- **Instructions for the task**
State how many lines of the entries below hold the word "subtitle"; reply with nothing but the number.

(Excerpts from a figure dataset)
______________________________

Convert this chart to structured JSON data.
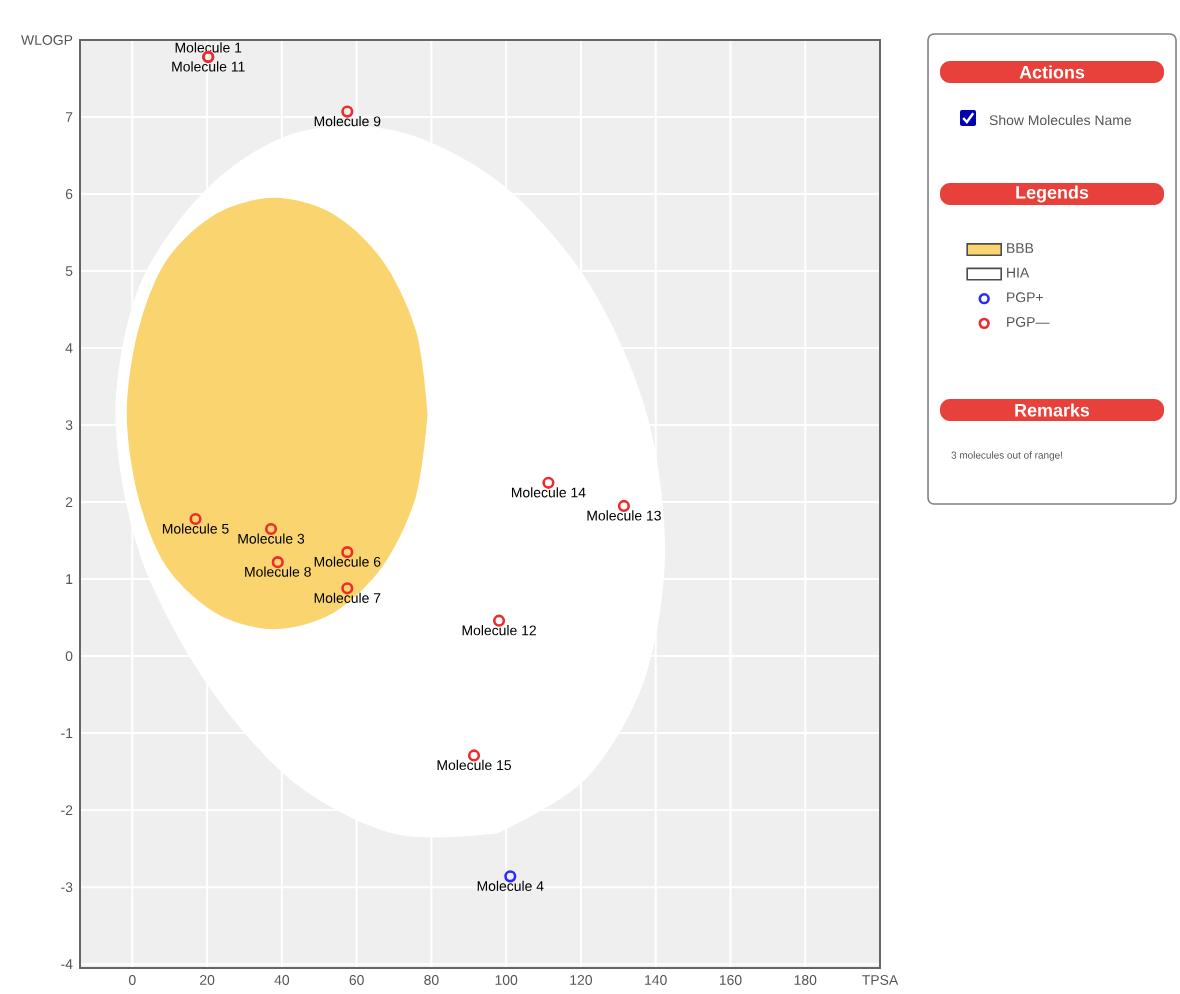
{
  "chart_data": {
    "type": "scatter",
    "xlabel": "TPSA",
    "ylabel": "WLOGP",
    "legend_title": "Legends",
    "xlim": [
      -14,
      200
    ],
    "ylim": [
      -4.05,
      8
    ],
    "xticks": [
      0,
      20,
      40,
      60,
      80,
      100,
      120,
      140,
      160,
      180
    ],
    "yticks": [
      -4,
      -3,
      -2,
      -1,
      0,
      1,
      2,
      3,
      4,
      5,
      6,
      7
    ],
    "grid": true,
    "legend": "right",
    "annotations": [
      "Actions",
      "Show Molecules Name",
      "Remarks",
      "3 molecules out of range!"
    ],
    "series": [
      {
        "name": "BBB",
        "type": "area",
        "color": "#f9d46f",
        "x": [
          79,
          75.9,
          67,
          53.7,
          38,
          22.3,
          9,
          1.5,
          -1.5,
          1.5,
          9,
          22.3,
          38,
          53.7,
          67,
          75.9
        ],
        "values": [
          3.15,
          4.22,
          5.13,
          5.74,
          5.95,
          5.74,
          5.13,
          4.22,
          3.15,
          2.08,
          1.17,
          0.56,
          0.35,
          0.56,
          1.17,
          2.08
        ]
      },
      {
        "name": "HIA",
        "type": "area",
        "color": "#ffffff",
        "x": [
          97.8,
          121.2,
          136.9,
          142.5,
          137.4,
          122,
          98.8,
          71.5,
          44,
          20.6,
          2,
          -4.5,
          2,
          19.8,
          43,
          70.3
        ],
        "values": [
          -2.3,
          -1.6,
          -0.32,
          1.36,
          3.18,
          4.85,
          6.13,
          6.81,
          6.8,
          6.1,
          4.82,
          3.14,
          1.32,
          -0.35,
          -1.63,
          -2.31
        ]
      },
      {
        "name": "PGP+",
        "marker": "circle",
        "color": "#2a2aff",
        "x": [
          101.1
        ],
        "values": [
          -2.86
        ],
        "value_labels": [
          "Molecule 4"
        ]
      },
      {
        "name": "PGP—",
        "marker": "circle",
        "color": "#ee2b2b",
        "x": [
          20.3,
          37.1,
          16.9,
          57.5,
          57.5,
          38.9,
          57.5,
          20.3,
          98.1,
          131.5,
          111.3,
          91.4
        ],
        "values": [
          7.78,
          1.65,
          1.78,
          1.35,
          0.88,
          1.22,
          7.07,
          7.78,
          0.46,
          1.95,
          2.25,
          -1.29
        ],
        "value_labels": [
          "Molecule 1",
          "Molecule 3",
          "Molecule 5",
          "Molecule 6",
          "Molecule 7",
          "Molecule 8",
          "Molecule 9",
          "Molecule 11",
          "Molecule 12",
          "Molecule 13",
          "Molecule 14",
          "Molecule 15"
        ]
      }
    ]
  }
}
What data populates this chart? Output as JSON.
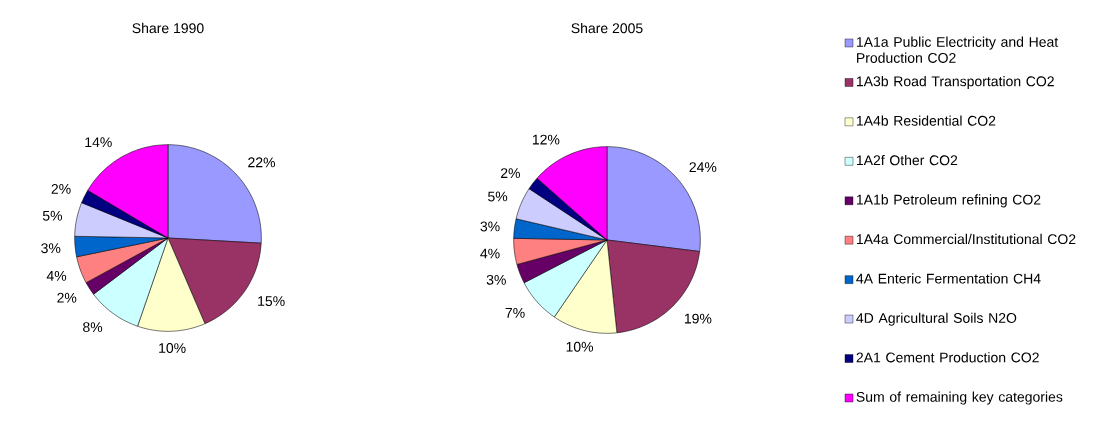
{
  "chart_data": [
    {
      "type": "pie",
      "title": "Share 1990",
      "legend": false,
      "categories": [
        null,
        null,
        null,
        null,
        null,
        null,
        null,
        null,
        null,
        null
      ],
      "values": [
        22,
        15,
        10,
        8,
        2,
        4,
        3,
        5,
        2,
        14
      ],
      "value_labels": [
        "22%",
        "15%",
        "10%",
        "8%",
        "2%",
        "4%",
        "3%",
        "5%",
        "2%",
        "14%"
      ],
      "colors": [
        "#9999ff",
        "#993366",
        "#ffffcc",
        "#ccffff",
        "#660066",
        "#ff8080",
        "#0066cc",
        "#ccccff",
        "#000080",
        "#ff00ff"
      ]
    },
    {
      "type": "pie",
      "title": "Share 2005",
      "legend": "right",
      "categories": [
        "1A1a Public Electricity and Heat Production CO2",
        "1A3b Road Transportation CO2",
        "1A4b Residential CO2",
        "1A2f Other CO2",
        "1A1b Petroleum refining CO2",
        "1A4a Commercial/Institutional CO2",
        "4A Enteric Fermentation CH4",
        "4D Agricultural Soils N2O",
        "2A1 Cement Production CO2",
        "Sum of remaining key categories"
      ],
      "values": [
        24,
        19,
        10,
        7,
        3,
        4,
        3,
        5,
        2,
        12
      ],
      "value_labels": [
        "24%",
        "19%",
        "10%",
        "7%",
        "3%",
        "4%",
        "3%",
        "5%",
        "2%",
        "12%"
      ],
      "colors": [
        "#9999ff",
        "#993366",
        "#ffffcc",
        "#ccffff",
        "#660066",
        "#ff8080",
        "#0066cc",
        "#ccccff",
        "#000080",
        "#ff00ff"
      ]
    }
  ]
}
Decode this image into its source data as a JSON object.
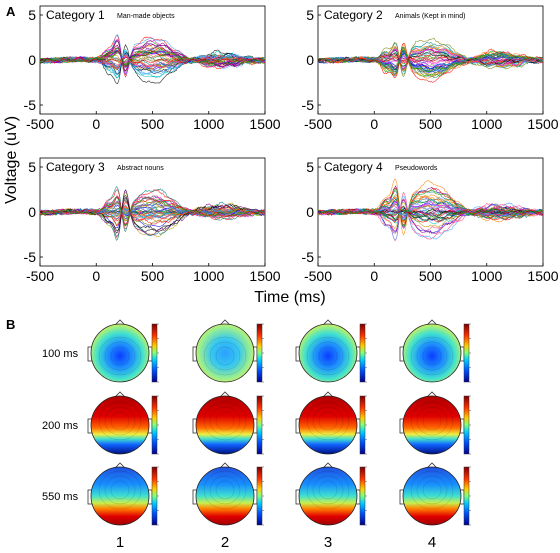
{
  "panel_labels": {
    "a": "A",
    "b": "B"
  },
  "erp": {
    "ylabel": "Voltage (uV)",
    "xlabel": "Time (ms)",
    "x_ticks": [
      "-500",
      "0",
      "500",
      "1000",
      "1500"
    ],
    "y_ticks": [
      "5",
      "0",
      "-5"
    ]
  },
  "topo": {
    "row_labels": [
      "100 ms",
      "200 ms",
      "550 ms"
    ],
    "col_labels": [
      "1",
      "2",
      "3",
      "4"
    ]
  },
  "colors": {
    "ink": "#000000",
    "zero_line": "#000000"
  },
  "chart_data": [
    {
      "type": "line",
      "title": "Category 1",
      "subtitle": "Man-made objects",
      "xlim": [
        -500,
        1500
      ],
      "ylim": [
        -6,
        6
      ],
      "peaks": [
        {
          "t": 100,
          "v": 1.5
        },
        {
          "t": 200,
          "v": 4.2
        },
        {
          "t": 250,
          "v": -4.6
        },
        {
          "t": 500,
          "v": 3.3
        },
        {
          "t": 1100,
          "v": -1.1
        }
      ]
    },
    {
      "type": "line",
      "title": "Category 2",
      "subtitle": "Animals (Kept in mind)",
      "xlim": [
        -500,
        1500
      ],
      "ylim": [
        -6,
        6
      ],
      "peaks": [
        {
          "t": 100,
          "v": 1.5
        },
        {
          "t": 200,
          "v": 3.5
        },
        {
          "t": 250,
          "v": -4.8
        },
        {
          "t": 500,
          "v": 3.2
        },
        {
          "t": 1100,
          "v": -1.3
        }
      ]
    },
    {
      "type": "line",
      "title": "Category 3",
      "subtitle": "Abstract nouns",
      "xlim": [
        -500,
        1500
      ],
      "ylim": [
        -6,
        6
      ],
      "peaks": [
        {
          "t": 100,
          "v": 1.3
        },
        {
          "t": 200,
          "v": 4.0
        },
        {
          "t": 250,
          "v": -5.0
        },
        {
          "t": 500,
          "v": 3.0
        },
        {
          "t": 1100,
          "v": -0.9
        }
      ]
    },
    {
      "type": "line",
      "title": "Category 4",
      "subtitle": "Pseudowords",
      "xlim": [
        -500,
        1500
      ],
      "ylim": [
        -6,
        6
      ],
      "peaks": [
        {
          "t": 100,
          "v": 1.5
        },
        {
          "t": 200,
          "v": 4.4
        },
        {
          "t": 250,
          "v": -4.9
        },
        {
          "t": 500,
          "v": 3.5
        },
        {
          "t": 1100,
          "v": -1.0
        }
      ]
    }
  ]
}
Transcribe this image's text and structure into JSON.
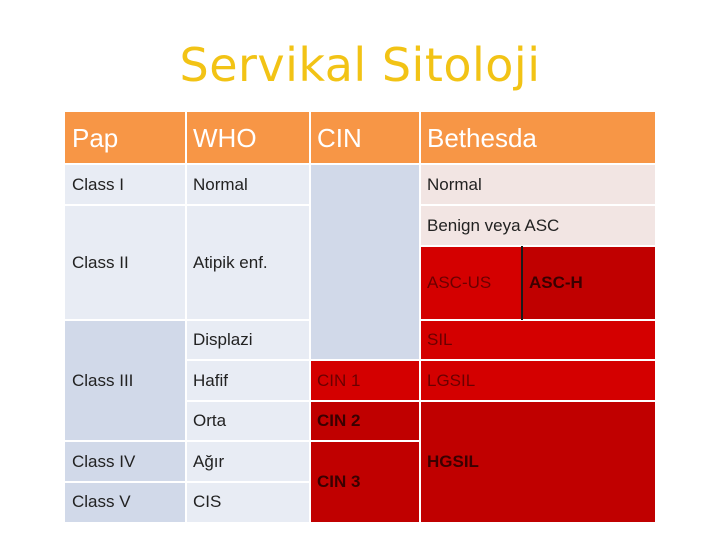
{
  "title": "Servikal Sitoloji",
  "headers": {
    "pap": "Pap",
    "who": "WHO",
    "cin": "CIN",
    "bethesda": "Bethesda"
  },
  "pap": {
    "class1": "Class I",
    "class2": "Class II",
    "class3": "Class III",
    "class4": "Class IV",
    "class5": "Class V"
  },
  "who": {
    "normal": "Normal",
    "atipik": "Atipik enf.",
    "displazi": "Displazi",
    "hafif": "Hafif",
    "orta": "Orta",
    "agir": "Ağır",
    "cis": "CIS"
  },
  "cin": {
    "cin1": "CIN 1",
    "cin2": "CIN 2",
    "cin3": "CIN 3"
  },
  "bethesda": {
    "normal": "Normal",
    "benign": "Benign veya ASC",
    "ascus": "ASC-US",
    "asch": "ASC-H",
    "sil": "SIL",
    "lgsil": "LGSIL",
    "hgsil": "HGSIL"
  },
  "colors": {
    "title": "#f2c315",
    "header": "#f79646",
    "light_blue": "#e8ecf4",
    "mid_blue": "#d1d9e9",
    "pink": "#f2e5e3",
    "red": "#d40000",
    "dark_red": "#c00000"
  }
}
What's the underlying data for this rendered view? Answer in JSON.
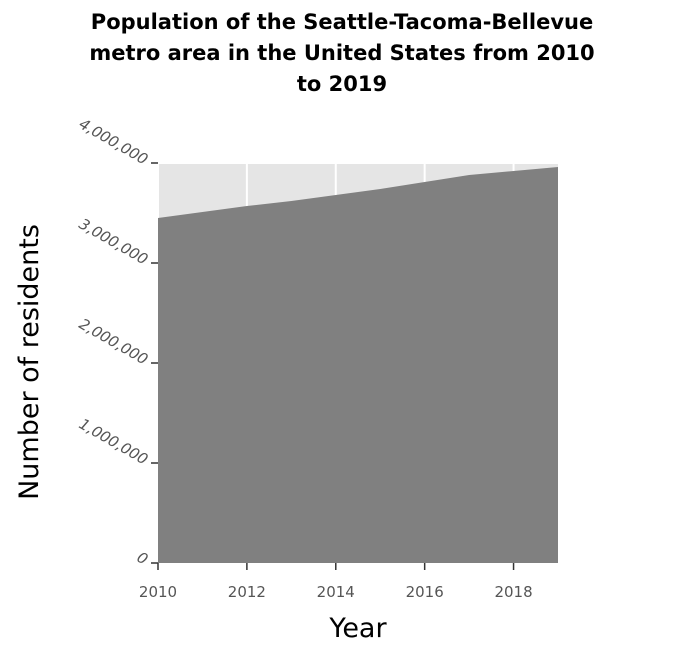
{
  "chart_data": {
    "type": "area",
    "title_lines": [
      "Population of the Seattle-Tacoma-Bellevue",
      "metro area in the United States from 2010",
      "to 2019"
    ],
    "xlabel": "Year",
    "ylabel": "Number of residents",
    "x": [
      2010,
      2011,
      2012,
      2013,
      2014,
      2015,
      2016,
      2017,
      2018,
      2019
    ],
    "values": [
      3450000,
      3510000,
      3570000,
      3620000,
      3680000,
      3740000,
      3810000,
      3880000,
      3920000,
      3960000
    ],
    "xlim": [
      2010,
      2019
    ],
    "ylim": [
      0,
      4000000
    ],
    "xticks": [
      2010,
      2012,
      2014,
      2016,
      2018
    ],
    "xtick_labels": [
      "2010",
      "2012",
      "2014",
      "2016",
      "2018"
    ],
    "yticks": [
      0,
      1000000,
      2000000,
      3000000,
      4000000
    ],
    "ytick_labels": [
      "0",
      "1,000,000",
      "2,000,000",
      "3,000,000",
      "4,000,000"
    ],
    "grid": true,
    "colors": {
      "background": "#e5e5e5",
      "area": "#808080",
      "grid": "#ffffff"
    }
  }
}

______________________________

- **Result**
4